→ Exercise directions:
Where a line in the records below contains the string "ylabel", tally it; give only the final number.

Dataset listings of figures:
____

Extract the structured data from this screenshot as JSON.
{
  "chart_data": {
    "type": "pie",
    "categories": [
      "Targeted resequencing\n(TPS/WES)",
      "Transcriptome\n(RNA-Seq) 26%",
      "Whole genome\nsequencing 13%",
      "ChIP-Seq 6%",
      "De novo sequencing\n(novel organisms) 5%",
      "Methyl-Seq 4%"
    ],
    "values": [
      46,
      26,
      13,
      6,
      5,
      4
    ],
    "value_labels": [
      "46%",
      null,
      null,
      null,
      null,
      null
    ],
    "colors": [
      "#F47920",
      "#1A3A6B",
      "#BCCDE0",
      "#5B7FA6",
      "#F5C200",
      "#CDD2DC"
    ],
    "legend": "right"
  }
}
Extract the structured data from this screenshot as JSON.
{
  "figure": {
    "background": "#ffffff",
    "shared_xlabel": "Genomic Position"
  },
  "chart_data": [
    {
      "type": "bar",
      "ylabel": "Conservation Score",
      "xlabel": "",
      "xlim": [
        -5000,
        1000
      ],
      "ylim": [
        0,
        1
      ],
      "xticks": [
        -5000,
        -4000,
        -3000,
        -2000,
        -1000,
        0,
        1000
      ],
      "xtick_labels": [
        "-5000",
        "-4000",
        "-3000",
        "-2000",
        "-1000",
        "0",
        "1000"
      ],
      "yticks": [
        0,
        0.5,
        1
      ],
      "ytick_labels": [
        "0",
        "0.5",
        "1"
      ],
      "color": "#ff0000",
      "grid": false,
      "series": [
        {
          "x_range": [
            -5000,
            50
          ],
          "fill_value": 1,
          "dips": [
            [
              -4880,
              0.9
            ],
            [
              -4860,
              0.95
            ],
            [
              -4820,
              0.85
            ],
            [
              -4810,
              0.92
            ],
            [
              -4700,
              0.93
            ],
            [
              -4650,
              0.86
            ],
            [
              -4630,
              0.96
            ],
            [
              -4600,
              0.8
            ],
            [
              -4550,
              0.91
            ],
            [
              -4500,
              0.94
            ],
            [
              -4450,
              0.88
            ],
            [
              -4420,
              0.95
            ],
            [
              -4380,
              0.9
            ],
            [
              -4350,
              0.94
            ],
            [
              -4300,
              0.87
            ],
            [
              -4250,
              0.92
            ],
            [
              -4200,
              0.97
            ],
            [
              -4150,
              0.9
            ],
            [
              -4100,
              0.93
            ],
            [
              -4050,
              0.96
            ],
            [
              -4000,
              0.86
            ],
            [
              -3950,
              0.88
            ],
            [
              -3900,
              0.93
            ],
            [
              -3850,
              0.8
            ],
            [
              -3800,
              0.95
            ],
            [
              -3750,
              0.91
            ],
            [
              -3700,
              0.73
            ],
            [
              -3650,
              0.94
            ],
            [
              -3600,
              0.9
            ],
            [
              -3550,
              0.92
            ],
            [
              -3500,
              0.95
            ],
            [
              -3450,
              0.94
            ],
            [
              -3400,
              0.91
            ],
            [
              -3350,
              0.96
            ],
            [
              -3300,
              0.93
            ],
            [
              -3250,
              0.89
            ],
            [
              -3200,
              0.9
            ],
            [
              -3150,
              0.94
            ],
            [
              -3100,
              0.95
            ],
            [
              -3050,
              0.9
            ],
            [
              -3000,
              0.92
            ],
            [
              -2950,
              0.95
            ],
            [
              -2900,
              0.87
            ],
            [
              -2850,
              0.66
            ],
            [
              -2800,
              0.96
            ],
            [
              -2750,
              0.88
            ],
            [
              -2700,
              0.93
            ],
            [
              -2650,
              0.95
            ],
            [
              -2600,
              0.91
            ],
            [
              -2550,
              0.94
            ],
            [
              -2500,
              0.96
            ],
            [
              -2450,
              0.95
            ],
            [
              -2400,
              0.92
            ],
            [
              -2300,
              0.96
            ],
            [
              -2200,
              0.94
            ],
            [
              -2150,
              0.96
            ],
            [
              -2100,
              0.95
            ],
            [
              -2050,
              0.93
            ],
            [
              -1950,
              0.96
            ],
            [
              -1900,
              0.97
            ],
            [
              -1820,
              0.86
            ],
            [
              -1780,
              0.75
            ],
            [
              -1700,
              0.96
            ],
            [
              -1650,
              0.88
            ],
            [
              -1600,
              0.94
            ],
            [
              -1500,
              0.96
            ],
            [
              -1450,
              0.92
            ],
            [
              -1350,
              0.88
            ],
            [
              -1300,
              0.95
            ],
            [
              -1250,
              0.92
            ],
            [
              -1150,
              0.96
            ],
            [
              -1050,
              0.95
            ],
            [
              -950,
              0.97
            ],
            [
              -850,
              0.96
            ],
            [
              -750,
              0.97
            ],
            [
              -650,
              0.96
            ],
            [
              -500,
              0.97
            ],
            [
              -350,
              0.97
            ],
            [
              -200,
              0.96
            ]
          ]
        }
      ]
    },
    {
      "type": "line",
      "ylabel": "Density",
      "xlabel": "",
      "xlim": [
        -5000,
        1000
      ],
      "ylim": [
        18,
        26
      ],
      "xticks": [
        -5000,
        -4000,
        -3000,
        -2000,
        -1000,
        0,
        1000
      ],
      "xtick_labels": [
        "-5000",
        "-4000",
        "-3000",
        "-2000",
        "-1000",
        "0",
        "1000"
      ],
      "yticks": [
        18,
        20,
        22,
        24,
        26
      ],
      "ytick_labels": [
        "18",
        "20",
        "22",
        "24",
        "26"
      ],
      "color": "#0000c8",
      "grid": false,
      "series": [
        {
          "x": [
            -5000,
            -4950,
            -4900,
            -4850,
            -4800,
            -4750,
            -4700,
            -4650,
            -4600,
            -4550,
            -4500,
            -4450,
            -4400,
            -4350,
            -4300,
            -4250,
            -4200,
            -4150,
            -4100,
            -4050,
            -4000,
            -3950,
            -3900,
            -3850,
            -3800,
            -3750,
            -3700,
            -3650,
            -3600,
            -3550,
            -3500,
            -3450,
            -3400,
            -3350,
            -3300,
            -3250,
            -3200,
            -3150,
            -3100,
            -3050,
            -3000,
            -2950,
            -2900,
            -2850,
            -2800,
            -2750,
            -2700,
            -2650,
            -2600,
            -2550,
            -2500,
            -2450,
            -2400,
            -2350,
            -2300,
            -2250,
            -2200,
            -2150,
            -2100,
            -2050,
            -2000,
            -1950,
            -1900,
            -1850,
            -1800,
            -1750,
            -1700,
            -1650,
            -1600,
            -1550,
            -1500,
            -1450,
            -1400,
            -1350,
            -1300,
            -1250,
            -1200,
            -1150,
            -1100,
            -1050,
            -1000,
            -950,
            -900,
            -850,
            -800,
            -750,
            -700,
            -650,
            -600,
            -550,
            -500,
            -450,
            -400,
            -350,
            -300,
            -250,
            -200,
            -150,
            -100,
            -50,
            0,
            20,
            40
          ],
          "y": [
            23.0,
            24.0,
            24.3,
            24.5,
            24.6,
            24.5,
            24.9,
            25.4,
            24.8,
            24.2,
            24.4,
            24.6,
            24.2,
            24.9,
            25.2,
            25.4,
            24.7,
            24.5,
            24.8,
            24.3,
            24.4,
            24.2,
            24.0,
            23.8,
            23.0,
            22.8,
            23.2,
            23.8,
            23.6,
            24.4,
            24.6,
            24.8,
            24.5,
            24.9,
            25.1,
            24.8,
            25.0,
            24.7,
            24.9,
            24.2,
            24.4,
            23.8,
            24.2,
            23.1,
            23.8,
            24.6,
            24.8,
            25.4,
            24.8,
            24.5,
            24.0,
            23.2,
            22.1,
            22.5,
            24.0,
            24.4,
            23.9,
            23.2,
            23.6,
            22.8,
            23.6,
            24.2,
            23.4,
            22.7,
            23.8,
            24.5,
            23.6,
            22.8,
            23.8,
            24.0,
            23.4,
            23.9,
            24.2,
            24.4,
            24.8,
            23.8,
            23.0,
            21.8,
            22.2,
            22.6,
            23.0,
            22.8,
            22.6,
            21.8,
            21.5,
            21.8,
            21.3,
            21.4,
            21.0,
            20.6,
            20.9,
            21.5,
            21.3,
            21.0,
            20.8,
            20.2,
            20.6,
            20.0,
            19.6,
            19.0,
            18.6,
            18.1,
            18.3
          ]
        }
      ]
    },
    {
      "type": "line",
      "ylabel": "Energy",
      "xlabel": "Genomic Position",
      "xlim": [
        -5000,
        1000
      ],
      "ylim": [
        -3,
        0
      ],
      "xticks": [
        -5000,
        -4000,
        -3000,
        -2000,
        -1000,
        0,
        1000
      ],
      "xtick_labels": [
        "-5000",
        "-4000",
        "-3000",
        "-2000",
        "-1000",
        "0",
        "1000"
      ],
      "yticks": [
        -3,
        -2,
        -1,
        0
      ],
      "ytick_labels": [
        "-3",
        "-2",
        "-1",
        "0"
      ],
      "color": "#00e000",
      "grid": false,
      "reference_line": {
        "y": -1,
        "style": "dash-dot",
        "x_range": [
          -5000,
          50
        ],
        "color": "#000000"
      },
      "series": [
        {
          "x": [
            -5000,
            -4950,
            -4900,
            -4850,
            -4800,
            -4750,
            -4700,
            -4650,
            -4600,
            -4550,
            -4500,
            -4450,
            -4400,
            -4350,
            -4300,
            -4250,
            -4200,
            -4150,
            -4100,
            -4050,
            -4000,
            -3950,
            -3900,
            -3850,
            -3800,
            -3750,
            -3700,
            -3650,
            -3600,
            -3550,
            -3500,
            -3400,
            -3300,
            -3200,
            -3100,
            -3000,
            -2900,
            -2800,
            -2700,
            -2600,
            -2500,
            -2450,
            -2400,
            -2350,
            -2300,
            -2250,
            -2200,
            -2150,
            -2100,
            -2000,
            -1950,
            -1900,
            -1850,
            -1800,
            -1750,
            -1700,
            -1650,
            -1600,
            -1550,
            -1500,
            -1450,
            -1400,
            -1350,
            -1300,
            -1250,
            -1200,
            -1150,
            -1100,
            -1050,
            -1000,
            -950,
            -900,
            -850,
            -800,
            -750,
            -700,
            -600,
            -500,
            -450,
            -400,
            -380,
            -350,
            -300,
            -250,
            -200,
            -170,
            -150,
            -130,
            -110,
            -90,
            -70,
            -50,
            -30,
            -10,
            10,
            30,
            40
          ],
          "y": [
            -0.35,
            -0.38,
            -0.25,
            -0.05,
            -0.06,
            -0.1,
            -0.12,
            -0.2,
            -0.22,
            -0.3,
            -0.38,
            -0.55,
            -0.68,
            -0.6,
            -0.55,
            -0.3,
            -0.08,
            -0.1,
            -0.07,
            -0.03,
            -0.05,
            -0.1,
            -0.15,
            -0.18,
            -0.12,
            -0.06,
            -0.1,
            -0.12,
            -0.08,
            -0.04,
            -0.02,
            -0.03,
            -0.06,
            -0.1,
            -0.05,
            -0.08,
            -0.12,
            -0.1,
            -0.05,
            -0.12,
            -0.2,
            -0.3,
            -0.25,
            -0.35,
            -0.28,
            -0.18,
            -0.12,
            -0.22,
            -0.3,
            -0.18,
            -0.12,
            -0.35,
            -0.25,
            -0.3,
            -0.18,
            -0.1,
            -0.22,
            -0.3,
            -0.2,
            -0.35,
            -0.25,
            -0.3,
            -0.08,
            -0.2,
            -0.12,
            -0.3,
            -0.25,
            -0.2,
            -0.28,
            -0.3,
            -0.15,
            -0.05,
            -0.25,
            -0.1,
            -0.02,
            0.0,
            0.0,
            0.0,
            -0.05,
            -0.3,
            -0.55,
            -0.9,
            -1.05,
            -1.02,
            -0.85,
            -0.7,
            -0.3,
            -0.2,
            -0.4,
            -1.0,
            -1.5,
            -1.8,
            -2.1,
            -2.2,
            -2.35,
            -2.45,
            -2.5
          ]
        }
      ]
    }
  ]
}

____

→ Answer to the exercise:
3